>> Begin INFORMATION SHOWN

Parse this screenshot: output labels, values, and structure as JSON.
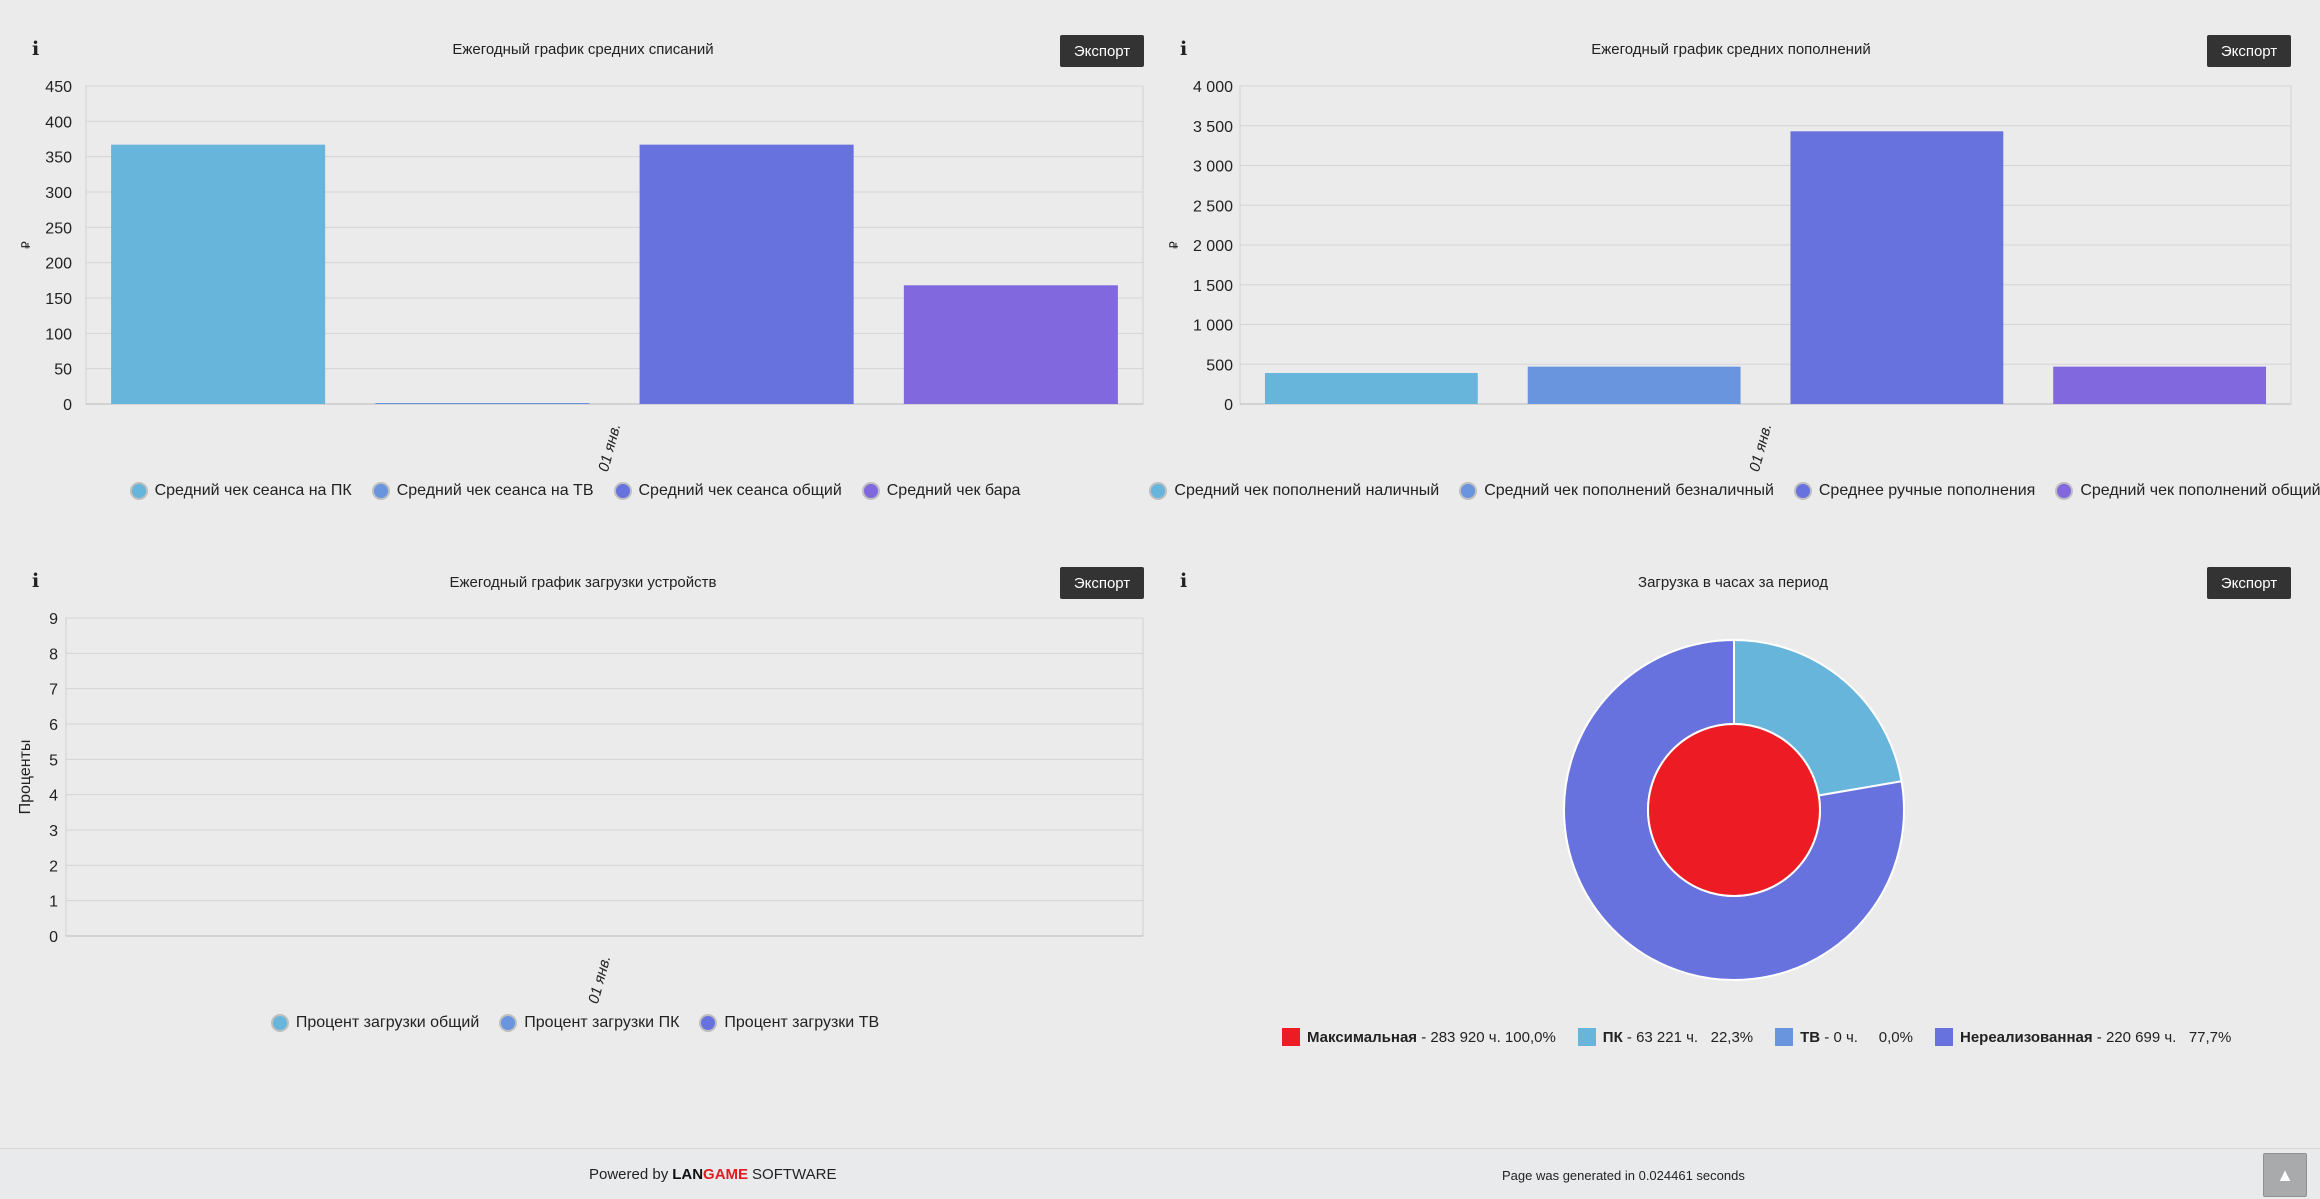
{
  "export_label": "Экспорт",
  "chart_data": [
    {
      "id": "c1",
      "type": "bar",
      "title": "Ежегодный график средних списаний",
      "ylabel": "₽",
      "category": "01 янв.",
      "ylim": [
        0,
        450
      ],
      "yticks": [
        "0",
        "50",
        "100",
        "150",
        "200",
        "250",
        "300",
        "350",
        "400",
        "450"
      ],
      "ytick_values": [
        0,
        50,
        100,
        150,
        200,
        250,
        300,
        350,
        400,
        450
      ],
      "series": [
        {
          "name": "Средний чек сеанса на ПК",
          "value": 367,
          "color": "#68b5dc"
        },
        {
          "name": "Средний чек сеанса на ТВ",
          "value": 1,
          "color": "#6895de"
        },
        {
          "name": "Средний чек сеанса общий",
          "value": 367,
          "color": "#6872de"
        },
        {
          "name": "Средний чек бара",
          "value": 168,
          "color": "#8168de"
        }
      ]
    },
    {
      "id": "c2",
      "type": "bar",
      "title": "Ежегодный график средних пополнений",
      "ylabel": "₽",
      "category": "01 янв.",
      "ylim": [
        0,
        4000
      ],
      "yticks": [
        "0",
        "500",
        "1 000",
        "1 500",
        "2 000",
        "2 500",
        "3 000",
        "3 500",
        "4 000"
      ],
      "ytick_values": [
        0,
        500,
        1000,
        1500,
        2000,
        2500,
        3000,
        3500,
        4000
      ],
      "series": [
        {
          "name": "Средний чек пополнений наличный",
          "value": 390,
          "color": "#68b5dc"
        },
        {
          "name": "Средний чек пополнений безналичный",
          "value": 470,
          "color": "#6895de"
        },
        {
          "name": "Среднее ручные пополнения",
          "value": 3430,
          "color": "#6872de"
        },
        {
          "name": "Средний чек пополнений общий",
          "value": 470,
          "color": "#8168de"
        }
      ]
    },
    {
      "id": "c3",
      "type": "bar",
      "title": "Ежегодный график загрузки устройств",
      "ylabel": "Проценты",
      "category": "01 янв.",
      "ylim": [
        0,
        9
      ],
      "yticks": [
        "0",
        "1",
        "2",
        "3",
        "4",
        "5",
        "6",
        "7",
        "8",
        "9"
      ],
      "ytick_values": [
        0,
        1,
        2,
        3,
        4,
        5,
        6,
        7,
        8,
        9
      ],
      "series": [
        {
          "name": "Процент загрузки общий",
          "value": 0,
          "color": "#68b5dc"
        },
        {
          "name": "Процент загрузки ПК",
          "value": 0,
          "color": "#6895de"
        },
        {
          "name": "Процент загрузки ТВ",
          "value": 0,
          "color": "#6872de"
        }
      ]
    },
    {
      "id": "c4",
      "type": "pie",
      "title": "Загрузка в часах за период",
      "inner": [
        {
          "name": "Максимальная",
          "detail": " - 283 920 ч. 100,0%",
          "value": 100.0,
          "color": "#ed1c24"
        }
      ],
      "outer": [
        {
          "name": "ПК",
          "detail": " - 63 221 ч.   22,3%",
          "value": 22.3,
          "color": "#68b5dc"
        },
        {
          "name": "ТВ",
          "detail": " - 0 ч.     0,0%",
          "value": 0.0,
          "color": "#6895de"
        },
        {
          "name": "Нереализованная",
          "detail": " - 220 699 ч.   77,7%",
          "value": 77.7,
          "color": "#6872de"
        }
      ]
    }
  ],
  "footer": {
    "powered_by": "Powered by",
    "logo_lan": "LAN",
    "logo_game": "GAME",
    "software": "SOFTWARE",
    "generated": "Page was generated in 0.024461 seconds"
  },
  "scroll_top_icon": "chevron-up-icon"
}
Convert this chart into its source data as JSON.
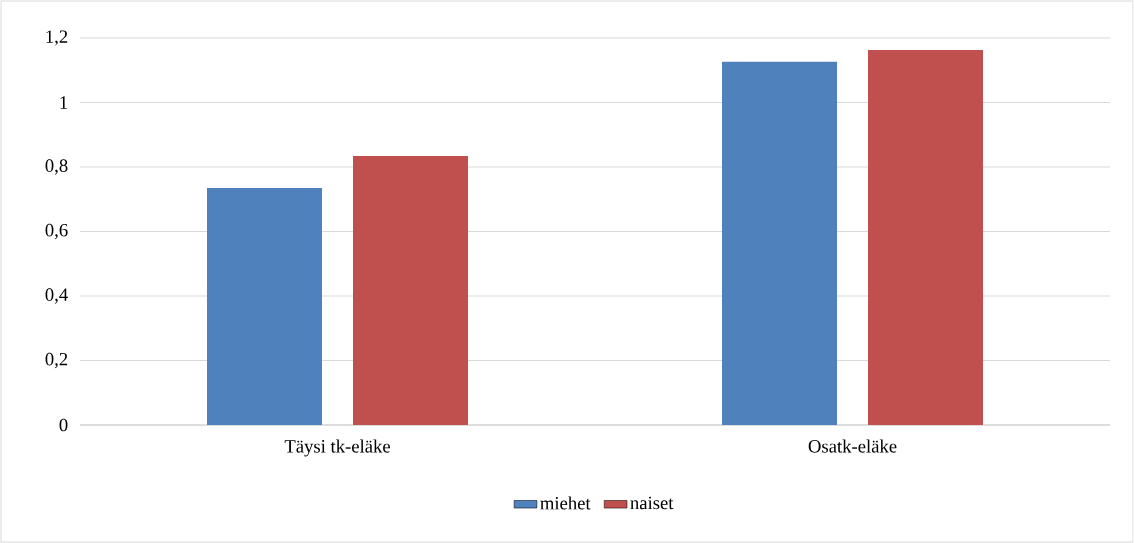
{
  "chart_data": {
    "type": "bar",
    "categories": [
      "Täysi tk-eläke",
      "Osatk-eläke"
    ],
    "series": [
      {
        "name": "miehet",
        "color": "#4f81bd",
        "values": [
          0.735,
          1.126
        ]
      },
      {
        "name": "naiset",
        "color": "#c0504d",
        "values": [
          0.834,
          1.163
        ]
      }
    ],
    "ylim": [
      0,
      1.2
    ],
    "yticks": [
      0,
      {
        "value": 0.2,
        "label": "0,2"
      },
      {
        "value": 0.4,
        "label": "0,4"
      },
      {
        "value": 0.6,
        "label": "0,6"
      },
      {
        "value": 0.8,
        "label": "0,8"
      },
      1,
      {
        "value": 1.2,
        "label": "1,2"
      }
    ],
    "grid": "y",
    "legend": "bottom"
  }
}
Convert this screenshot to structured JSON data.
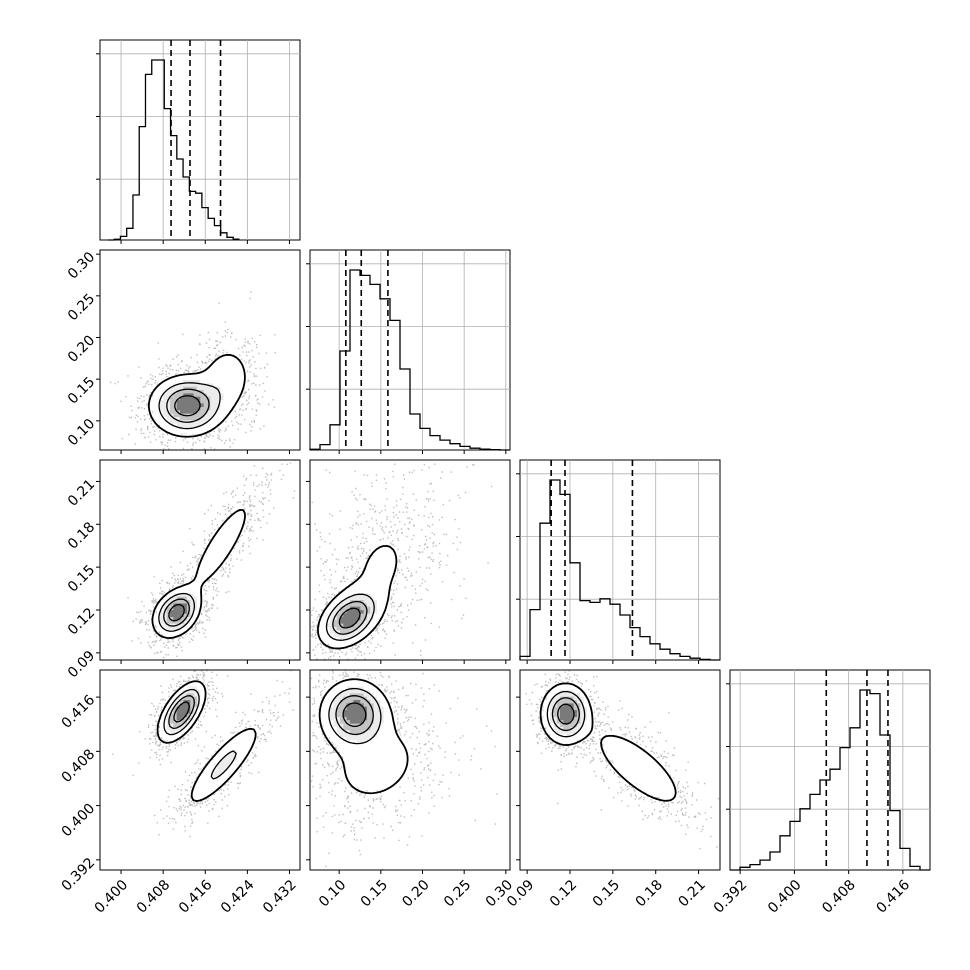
{
  "chart_data": {
    "type": "corner",
    "grid": true,
    "n_params": 4,
    "params": [
      {
        "range": [
          0.396,
          0.434
        ],
        "ticks": [
          0.4,
          0.408,
          0.416,
          0.424,
          0.432
        ],
        "tick_labels": [
          "0.400",
          "0.408",
          "0.416",
          "0.424",
          "0.432"
        ],
        "quantiles": [
          0.4095,
          0.4131,
          0.4189
        ]
      },
      {
        "range": [
          0.065,
          0.305
        ],
        "ticks": [
          0.1,
          0.15,
          0.2,
          0.25,
          0.3
        ],
        "tick_labels": [
          "0.10",
          "0.15",
          "0.20",
          "0.25",
          "0.30"
        ],
        "quantiles": [
          0.108,
          0.1265,
          0.1585
        ]
      },
      {
        "range": [
          0.085,
          0.225
        ],
        "ticks": [
          0.09,
          0.12,
          0.15,
          0.18,
          0.21
        ],
        "tick_labels": [
          "0.09",
          "0.12",
          "0.15",
          "0.18",
          "0.21"
        ],
        "quantiles": [
          0.1068,
          0.1165,
          0.1637
        ]
      },
      {
        "range": [
          0.3905,
          0.42
        ],
        "ticks": [
          0.392,
          0.4,
          0.408,
          0.416
        ],
        "tick_labels": [
          "0.392",
          "0.400",
          "0.408",
          "0.416"
        ],
        "quantiles": [
          0.4047,
          0.4107,
          0.4138
        ]
      }
    ],
    "histograms": [
      {
        "param": 0,
        "edges": [
          0.3975,
          0.4225
        ],
        "counts": [
          0.0,
          0.004,
          0.02,
          0.065,
          0.25,
          0.63,
          0.92,
          1.0,
          1.0,
          0.73,
          0.58,
          0.45,
          0.35,
          0.27,
          0.26,
          0.18,
          0.12,
          0.08,
          0.04,
          0.015,
          0.005
        ]
      },
      {
        "param": 1,
        "edges": [
          0.065,
          0.305
        ],
        "counts": [
          0.004,
          0.03,
          0.14,
          0.55,
          1.0,
          0.97,
          0.92,
          0.84,
          0.72,
          0.45,
          0.2,
          0.12,
          0.08,
          0.055,
          0.035,
          0.02,
          0.01,
          0.005,
          0.002,
          0.0
        ]
      },
      {
        "param": 2,
        "edges": [
          0.085,
          0.225
        ],
        "counts": [
          0.02,
          0.28,
          0.76,
          1.0,
          0.92,
          0.54,
          0.33,
          0.32,
          0.34,
          0.31,
          0.25,
          0.18,
          0.13,
          0.09,
          0.06,
          0.035,
          0.02,
          0.01,
          0.003,
          0.0
        ]
      },
      {
        "param": 3,
        "edges": [
          0.3905,
          0.42
        ],
        "counts": [
          0.0,
          0.015,
          0.03,
          0.055,
          0.1,
          0.19,
          0.27,
          0.34,
          0.42,
          0.5,
          0.56,
          0.68,
          0.79,
          1.0,
          0.98,
          0.75,
          0.33,
          0.12,
          0.02,
          0.0
        ]
      }
    ],
    "pairs": [
      {
        "x": 0,
        "y": 1,
        "components": [
          {
            "w": 0.78,
            "mx": 0.4125,
            "my": 0.118,
            "sx": 0.0035,
            "sy": 0.018,
            "rho": 0.0
          },
          {
            "w": 0.22,
            "mx": 0.42,
            "my": 0.15,
            "sx": 0.003,
            "sy": 0.025,
            "rho": 0.1
          }
        ]
      },
      {
        "x": 0,
        "y": 2,
        "components": [
          {
            "w": 0.62,
            "mx": 0.4105,
            "my": 0.118,
            "sx": 0.0022,
            "sy": 0.0085,
            "rho": 0.3
          },
          {
            "w": 0.38,
            "mx": 0.419,
            "my": 0.165,
            "sx": 0.004,
            "sy": 0.022,
            "rho": 0.85
          }
        ]
      },
      {
        "x": 0,
        "y": 3,
        "components": [
          {
            "w": 0.58,
            "mx": 0.4115,
            "my": 0.4138,
            "sx": 0.0022,
            "sy": 0.0022,
            "rho": 0.6
          },
          {
            "w": 0.42,
            "mx": 0.4195,
            "my": 0.406,
            "sx": 0.004,
            "sy": 0.0035,
            "rho": 0.85
          }
        ]
      },
      {
        "x": 1,
        "y": 2,
        "components": [
          {
            "w": 0.55,
            "mx": 0.112,
            "my": 0.114,
            "sx": 0.018,
            "sy": 0.01,
            "rho": 0.4
          },
          {
            "w": 0.45,
            "mx": 0.15,
            "my": 0.15,
            "sx": 0.035,
            "sy": 0.028,
            "rho": 0.3
          }
        ]
      },
      {
        "x": 1,
        "y": 3,
        "components": [
          {
            "w": 0.6,
            "mx": 0.118,
            "my": 0.4135,
            "sx": 0.02,
            "sy": 0.0025,
            "rho": 0.0
          },
          {
            "w": 0.4,
            "mx": 0.145,
            "my": 0.406,
            "sx": 0.04,
            "sy": 0.0045,
            "rho": 0.2
          }
        ]
      },
      {
        "x": 2,
        "y": 3,
        "components": [
          {
            "w": 0.58,
            "mx": 0.117,
            "my": 0.4135,
            "sx": 0.0085,
            "sy": 0.0022,
            "rho": 0.0
          },
          {
            "w": 0.42,
            "mx": 0.168,
            "my": 0.4055,
            "sx": 0.019,
            "sy": 0.0035,
            "rho": -0.75
          }
        ]
      }
    ]
  }
}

>> End INFORMATION SHOWN

- DIRECTIONS FOR THIS TASK -
Collect each line above holding the string "пополнений".

- COMPLETE ANSWER -
      "title": "Ежегодный график средних пополнений",
          "name": "Средний чек пополнений наличный",
          "name": "Средний чек пополнений безналичный",
          "name": "Средний чек пополнений общий",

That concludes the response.